> _Work required_: Check every line of the entries that follow, and copy the ones containing "Slider".
+++
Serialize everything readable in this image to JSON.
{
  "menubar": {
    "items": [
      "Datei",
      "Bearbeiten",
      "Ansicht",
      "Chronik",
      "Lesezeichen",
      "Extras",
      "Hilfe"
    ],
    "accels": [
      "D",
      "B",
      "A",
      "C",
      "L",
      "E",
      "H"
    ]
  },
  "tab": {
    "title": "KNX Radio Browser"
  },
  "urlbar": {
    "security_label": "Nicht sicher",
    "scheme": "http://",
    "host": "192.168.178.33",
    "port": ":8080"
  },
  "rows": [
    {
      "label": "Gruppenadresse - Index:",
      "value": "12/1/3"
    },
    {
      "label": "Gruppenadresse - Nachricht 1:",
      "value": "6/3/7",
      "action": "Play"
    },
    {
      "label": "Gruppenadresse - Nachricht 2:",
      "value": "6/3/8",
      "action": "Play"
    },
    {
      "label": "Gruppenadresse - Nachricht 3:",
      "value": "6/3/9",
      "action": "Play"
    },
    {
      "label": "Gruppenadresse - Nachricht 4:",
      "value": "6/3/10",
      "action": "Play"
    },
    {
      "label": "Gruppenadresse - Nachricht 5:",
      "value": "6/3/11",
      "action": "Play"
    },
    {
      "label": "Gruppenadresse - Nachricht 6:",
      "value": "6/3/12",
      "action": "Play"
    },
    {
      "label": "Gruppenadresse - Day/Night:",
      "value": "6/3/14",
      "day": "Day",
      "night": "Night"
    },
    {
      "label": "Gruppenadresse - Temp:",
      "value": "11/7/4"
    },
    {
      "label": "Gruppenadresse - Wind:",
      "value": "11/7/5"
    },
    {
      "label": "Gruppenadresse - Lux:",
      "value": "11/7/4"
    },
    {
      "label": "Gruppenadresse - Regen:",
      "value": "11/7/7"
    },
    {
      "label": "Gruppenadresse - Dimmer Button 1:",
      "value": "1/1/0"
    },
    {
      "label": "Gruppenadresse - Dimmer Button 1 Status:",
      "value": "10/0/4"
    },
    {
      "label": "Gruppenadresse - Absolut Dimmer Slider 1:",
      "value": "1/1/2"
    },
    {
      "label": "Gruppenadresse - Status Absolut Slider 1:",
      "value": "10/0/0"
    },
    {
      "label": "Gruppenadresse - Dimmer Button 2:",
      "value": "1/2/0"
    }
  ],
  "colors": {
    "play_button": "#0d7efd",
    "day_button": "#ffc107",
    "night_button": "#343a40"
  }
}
+++
> _Solution_:
      "label": "Gruppenadresse - Absolut Dimmer Slider 1:",
      "label": "Gruppenadresse - Status Absolut Slider 1:",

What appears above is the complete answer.